Dataset entries:

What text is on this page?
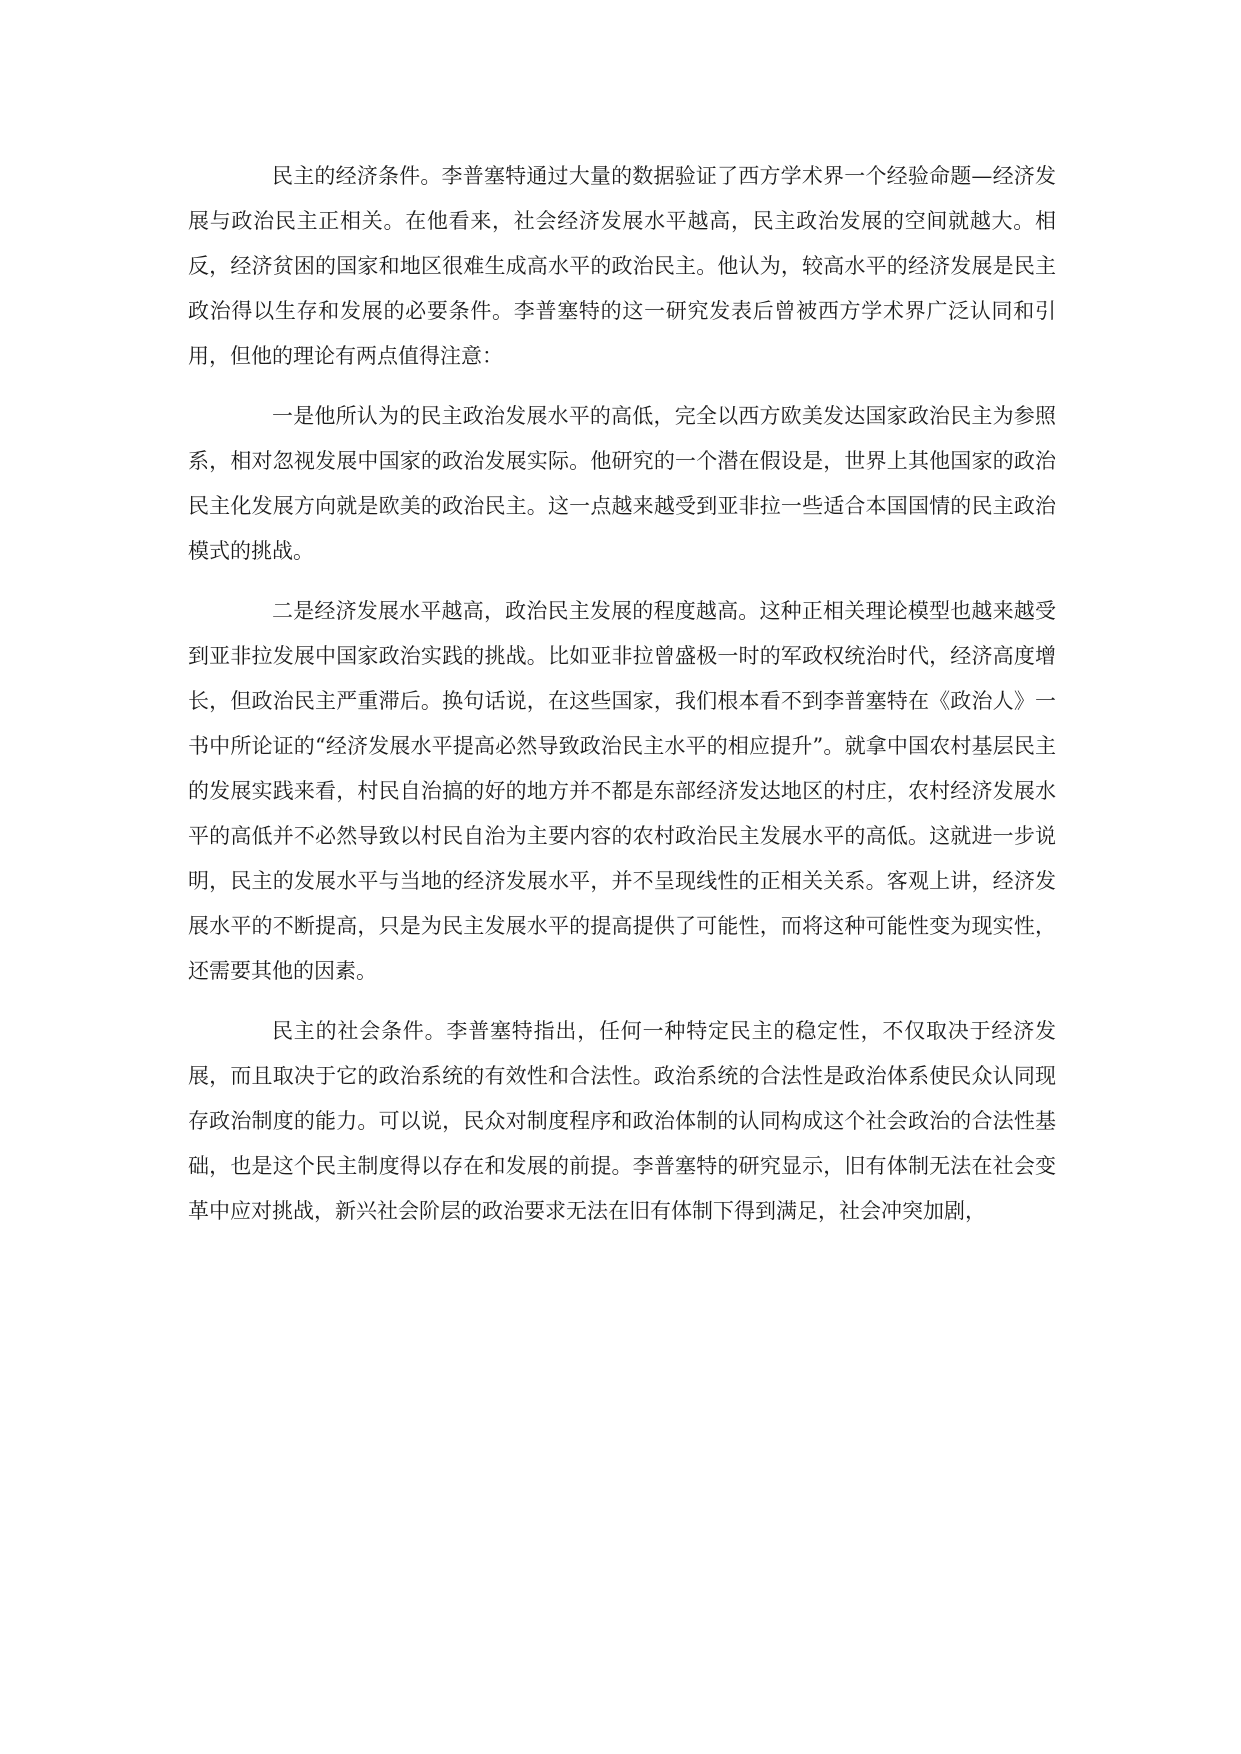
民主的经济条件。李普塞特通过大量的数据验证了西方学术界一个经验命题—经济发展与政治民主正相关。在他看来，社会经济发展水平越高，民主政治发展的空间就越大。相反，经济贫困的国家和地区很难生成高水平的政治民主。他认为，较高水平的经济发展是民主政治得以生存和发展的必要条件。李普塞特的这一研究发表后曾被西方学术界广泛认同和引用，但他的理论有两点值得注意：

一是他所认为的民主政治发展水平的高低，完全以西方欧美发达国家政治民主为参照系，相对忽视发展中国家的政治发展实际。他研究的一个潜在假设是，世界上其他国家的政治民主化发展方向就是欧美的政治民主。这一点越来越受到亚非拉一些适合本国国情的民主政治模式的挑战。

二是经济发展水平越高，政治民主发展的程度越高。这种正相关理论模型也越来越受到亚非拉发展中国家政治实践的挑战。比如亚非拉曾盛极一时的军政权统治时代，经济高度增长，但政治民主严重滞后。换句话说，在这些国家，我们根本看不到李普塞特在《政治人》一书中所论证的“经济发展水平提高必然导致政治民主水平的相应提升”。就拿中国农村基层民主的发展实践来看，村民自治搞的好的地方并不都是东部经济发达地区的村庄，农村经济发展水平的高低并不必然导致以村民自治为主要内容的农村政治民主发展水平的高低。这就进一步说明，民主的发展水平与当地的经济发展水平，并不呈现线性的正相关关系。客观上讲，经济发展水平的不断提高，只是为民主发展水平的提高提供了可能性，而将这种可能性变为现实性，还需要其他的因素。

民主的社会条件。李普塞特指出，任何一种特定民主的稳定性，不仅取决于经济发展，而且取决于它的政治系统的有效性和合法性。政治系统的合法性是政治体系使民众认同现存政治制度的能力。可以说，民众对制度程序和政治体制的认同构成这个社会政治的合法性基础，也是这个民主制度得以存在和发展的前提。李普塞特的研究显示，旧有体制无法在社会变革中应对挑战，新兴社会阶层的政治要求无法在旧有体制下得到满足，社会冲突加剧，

Prompt:
Nothing but the pictures may be dropped; output the records above exactly.

Written answer:
What text is on this page?
民主的经济条件。李普塞特通过大量的数据验证了西方学术界一个经验命题—经济发展与政治民主正相关。在他看来，社会经济发展水平越高，民主政治发展的空间就越大。相反，经济贫困的国家和地区很难生成高水平的政治民主。他认为，较高水平的经济发展是民主政治得以生存和发展的必要条件。李普塞特的这一研究发表后曾被西方学术界广泛认同和引用，但他的理论有两点值得注意：

一是他所认为的民主政治发展水平的高低，完全以西方欧美发达国家政治民主为参照系，相对忽视发展中国家的政治发展实际。他研究的一个潜在假设是，世界上其他国家的政治民主化发展方向就是欧美的政治民主。这一点越来越受到亚非拉一些适合本国国情的民主政治模式的挑战。

二是经济发展水平越高，政治民主发展的程度越高。这种正相关理论模型也越来越受到亚非拉发展中国家政治实践的挑战。比如亚非拉曾盛极一时的军政权统治时代，经济高度增长，但政治民主严重滞后。换句话说，在这些国家，我们根本看不到李普塞特在《政治人》一书中所论证的“经济发展水平提高必然导致政治民主水平的相应提升”。就拿中国农村基层民主的发展实践来看，村民自治搞的好的地方并不都是东部经济发达地区的村庄，农村经济发展水平的高低并不必然导致以村民自治为主要内容的农村政治民主发展水平的高低。这就进一步说明，民主的发展水平与当地的经济发展水平，并不呈现线性的正相关关系。客观上讲，经济发展水平的不断提高，只是为民主发展水平的提高提供了可能性，而将这种可能性变为现实性，还需要其他的因素。

民主的社会条件。李普塞特指出，任何一种特定民主的稳定性，不仅取决于经济发展，而且取决于它的政治系统的有效性和合法性。政治系统的合法性是政治体系使民众认同现存政治制度的能力。可以说，民众对制度程序和政治体制的认同构成这个社会政治的合法性基础，也是这个民主制度得以存在和发展的前提。李普塞特的研究显示，旧有体制无法在社会变革中应对挑战，新兴社会阶层的政治要求无法在旧有体制下得到满足，社会冲突加剧，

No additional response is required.